→ **DATA PROVIDED**:
____
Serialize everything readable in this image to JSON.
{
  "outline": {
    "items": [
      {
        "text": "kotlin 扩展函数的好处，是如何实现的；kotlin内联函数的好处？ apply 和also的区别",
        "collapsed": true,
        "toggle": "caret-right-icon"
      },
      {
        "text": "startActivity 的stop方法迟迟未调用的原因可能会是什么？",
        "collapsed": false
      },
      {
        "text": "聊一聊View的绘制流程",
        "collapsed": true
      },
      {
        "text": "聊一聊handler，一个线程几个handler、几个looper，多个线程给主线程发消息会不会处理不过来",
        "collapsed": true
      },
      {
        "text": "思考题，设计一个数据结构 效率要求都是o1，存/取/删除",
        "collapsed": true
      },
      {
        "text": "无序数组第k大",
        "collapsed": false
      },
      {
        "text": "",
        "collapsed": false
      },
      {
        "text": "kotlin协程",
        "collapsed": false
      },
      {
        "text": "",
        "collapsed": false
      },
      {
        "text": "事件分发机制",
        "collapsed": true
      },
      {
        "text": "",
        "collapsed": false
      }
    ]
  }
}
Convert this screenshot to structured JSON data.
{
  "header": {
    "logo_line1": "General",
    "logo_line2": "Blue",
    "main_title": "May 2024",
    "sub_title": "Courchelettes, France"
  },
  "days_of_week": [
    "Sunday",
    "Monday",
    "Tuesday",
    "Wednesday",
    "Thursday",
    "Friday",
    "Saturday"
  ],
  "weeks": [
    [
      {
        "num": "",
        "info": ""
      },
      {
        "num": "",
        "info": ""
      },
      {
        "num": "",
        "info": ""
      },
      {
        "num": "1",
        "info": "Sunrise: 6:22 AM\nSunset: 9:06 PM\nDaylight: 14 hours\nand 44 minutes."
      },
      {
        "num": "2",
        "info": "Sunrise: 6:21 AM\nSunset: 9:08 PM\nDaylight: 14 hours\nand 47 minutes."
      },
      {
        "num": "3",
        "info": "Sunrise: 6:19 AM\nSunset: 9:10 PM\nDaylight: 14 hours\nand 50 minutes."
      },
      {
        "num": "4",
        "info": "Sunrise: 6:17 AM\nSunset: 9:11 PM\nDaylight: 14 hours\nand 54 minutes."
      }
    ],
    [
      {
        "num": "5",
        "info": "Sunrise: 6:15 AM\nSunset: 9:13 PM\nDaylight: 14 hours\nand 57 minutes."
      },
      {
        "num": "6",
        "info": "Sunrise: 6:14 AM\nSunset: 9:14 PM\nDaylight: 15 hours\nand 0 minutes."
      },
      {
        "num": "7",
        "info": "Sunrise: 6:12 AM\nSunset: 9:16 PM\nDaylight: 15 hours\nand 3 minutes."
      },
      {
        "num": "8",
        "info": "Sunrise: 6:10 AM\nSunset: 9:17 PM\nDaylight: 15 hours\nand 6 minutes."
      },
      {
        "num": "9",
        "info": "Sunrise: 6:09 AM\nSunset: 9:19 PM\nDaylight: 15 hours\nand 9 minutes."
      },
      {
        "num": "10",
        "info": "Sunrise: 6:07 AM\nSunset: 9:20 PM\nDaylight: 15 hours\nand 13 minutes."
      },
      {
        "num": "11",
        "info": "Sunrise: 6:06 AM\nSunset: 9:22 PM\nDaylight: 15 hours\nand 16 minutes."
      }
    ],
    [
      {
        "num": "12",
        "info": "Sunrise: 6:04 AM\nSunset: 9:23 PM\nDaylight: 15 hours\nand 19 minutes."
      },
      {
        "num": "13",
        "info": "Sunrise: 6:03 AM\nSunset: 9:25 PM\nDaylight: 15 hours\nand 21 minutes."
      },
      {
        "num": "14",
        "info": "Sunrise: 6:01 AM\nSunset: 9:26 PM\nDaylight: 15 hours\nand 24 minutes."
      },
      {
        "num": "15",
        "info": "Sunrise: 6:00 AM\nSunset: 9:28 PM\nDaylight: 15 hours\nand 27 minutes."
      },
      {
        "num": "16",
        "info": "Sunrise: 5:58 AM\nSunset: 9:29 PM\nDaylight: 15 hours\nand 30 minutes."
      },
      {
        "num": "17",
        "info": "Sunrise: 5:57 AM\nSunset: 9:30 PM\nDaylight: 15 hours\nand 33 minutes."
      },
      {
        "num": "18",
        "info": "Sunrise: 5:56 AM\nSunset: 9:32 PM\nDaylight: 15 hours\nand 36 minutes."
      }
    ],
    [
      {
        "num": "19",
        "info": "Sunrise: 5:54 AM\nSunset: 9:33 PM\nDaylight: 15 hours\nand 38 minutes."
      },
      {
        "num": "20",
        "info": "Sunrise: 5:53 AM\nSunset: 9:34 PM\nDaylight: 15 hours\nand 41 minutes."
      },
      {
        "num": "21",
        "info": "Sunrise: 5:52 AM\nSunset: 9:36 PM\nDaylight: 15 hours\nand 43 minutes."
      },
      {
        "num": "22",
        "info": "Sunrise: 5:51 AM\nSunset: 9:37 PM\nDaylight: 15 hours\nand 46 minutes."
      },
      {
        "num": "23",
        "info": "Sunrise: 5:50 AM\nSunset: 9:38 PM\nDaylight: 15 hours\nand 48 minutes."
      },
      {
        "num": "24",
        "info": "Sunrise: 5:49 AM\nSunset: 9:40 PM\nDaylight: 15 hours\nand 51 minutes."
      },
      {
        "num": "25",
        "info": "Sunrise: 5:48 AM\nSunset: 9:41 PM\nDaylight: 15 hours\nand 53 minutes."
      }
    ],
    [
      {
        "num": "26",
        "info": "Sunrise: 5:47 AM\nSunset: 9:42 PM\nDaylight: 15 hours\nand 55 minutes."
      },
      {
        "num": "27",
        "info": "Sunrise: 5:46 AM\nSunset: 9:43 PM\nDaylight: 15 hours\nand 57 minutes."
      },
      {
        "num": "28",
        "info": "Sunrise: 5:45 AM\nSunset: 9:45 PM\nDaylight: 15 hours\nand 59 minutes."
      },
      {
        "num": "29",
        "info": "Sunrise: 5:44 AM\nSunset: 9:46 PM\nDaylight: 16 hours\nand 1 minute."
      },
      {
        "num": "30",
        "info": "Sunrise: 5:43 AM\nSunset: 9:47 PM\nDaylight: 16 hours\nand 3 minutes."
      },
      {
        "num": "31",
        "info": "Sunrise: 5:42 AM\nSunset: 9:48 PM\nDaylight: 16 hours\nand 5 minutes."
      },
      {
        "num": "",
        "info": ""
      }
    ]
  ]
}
____
→ **WORK TO COMPLETE**:
Give back all the data exactly as written.

→ **EXERCISE ANSWER**:
Serialize everything readable in this image to JSON.
{
  "outline": {
    "items": [
      {
        "text": "kotlin 扩展函数的好处，是如何实现的；kotlin内联函数的好处？ apply 和also的区别",
        "collapsed": true,
        "toggle": "caret-right-icon"
      },
      {
        "text": "startActivity 的stop方法迟迟未调用的原因可能会是什么？",
        "collapsed": false
      },
      {
        "text": "聊一聊View的绘制流程",
        "collapsed": true
      },
      {
        "text": "聊一聊handler，一个线程几个handler、几个looper，多个线程给主线程发消息会不会处理不过来",
        "collapsed": true
      },
      {
        "text": "思考题，设计一个数据结构 效率要求都是o1，存/取/删除",
        "collapsed": true
      },
      {
        "text": "无序数组第k大",
        "collapsed": false
      },
      {
        "text": "",
        "collapsed": false
      },
      {
        "text": "kotlin协程",
        "collapsed": false
      },
      {
        "text": "",
        "collapsed": false
      },
      {
        "text": "事件分发机制",
        "collapsed": true
      },
      {
        "text": "",
        "collapsed": false
      }
    ]
  }
}
Convert this screenshot to structured JSON data.
{
  "header": {
    "logo_line1": "General",
    "logo_line2": "Blue",
    "main_title": "May 2024",
    "sub_title": "Courchelettes, France"
  },
  "days_of_week": [
    "Sunday",
    "Monday",
    "Tuesday",
    "Wednesday",
    "Thursday",
    "Friday",
    "Saturday"
  ],
  "weeks": [
    [
      {
        "num": "",
        "info": ""
      },
      {
        "num": "",
        "info": ""
      },
      {
        "num": "",
        "info": ""
      },
      {
        "num": "1",
        "info": "Sunrise: 6:22 AM\nSunset: 9:06 PM\nDaylight: 14 hours\nand 44 minutes."
      },
      {
        "num": "2",
        "info": "Sunrise: 6:21 AM\nSunset: 9:08 PM\nDaylight: 14 hours\nand 47 minutes."
      },
      {
        "num": "3",
        "info": "Sunrise: 6:19 AM\nSunset: 9:10 PM\nDaylight: 14 hours\nand 50 minutes."
      },
      {
        "num": "4",
        "info": "Sunrise: 6:17 AM\nSunset: 9:11 PM\nDaylight: 14 hours\nand 54 minutes."
      }
    ],
    [
      {
        "num": "5",
        "info": "Sunrise: 6:15 AM\nSunset: 9:13 PM\nDaylight: 14 hours\nand 57 minutes."
      },
      {
        "num": "6",
        "info": "Sunrise: 6:14 AM\nSunset: 9:14 PM\nDaylight: 15 hours\nand 0 minutes."
      },
      {
        "num": "7",
        "info": "Sunrise: 6:12 AM\nSunset: 9:16 PM\nDaylight: 15 hours\nand 3 minutes."
      },
      {
        "num": "8",
        "info": "Sunrise: 6:10 AM\nSunset: 9:17 PM\nDaylight: 15 hours\nand 6 minutes."
      },
      {
        "num": "9",
        "info": "Sunrise: 6:09 AM\nSunset: 9:19 PM\nDaylight: 15 hours\nand 9 minutes."
      },
      {
        "num": "10",
        "info": "Sunrise: 6:07 AM\nSunset: 9:20 PM\nDaylight: 15 hours\nand 13 minutes."
      },
      {
        "num": "11",
        "info": "Sunrise: 6:06 AM\nSunset: 9:22 PM\nDaylight: 15 hours\nand 16 minutes."
      }
    ],
    [
      {
        "num": "12",
        "info": "Sunrise: 6:04 AM\nSunset: 9:23 PM\nDaylight: 15 hours\nand 19 minutes."
      },
      {
        "num": "13",
        "info": "Sunrise: 6:03 AM\nSunset: 9:25 PM\nDaylight: 15 hours\nand 21 minutes."
      },
      {
        "num": "14",
        "info": "Sunrise: 6:01 AM\nSunset: 9:26 PM\nDaylight: 15 hours\nand 24 minutes."
      },
      {
        "num": "15",
        "info": "Sunrise: 6:00 AM\nSunset: 9:28 PM\nDaylight: 15 hours\nand 27 minutes."
      },
      {
        "num": "16",
        "info": "Sunrise: 5:58 AM\nSunset: 9:29 PM\nDaylight: 15 hours\nand 30 minutes."
      },
      {
        "num": "17",
        "info": "Sunrise: 5:57 AM\nSunset: 9:30 PM\nDaylight: 15 hours\nand 33 minutes."
      },
      {
        "num": "18",
        "info": "Sunrise: 5:56 AM\nSunset: 9:32 PM\nDaylight: 15 hours\nand 36 minutes."
      }
    ],
    [
      {
        "num": "19",
        "info": "Sunrise: 5:54 AM\nSunset: 9:33 PM\nDaylight: 15 hours\nand 38 minutes."
      },
      {
        "num": "20",
        "info": "Sunrise: 5:53 AM\nSunset: 9:34 PM\nDaylight: 15 hours\nand 41 minutes."
      },
      {
        "num": "21",
        "info": "Sunrise: 5:52 AM\nSunset: 9:36 PM\nDaylight: 15 hours\nand 43 minutes."
      },
      {
        "num": "22",
        "info": "Sunrise: 5:51 AM\nSunset: 9:37 PM\nDaylight: 15 hours\nand 46 minutes."
      },
      {
        "num": "23",
        "info": "Sunrise: 5:50 AM\nSunset: 9:38 PM\nDaylight: 15 hours\nand 48 minutes."
      },
      {
        "num": "24",
        "info": "Sunrise: 5:49 AM\nSunset: 9:40 PM\nDaylight: 15 hours\nand 51 minutes."
      },
      {
        "num": "25",
        "info": "Sunrise: 5:48 AM\nSunset: 9:41 PM\nDaylight: 15 hours\nand 53 minutes."
      }
    ],
    [
      {
        "num": "26",
        "info": "Sunrise: 5:47 AM\nSunset: 9:42 PM\nDaylight: 15 hours\nand 55 minutes."
      },
      {
        "num": "27",
        "info": "Sunrise: 5:46 AM\nSunset: 9:43 PM\nDaylight: 15 hours\nand 57 minutes."
      },
      {
        "num": "28",
        "info": "Sunrise: 5:45 AM\nSunset: 9:45 PM\nDaylight: 15 hours\nand 59 minutes."
      },
      {
        "num": "29",
        "info": "Sunrise: 5:44 AM\nSunset: 9:46 PM\nDaylight: 16 hours\nand 1 minute."
      },
      {
        "num": "30",
        "info": "Sunrise: 5:43 AM\nSunset: 9:47 PM\nDaylight: 16 hours\nand 3 minutes."
      },
      {
        "num": "31",
        "info": "Sunrise: 5:42 AM\nSunset: 9:48 PM\nDaylight: 16 hours\nand 5 minutes."
      },
      {
        "num": "",
        "info": ""
      }
    ]
  ]
}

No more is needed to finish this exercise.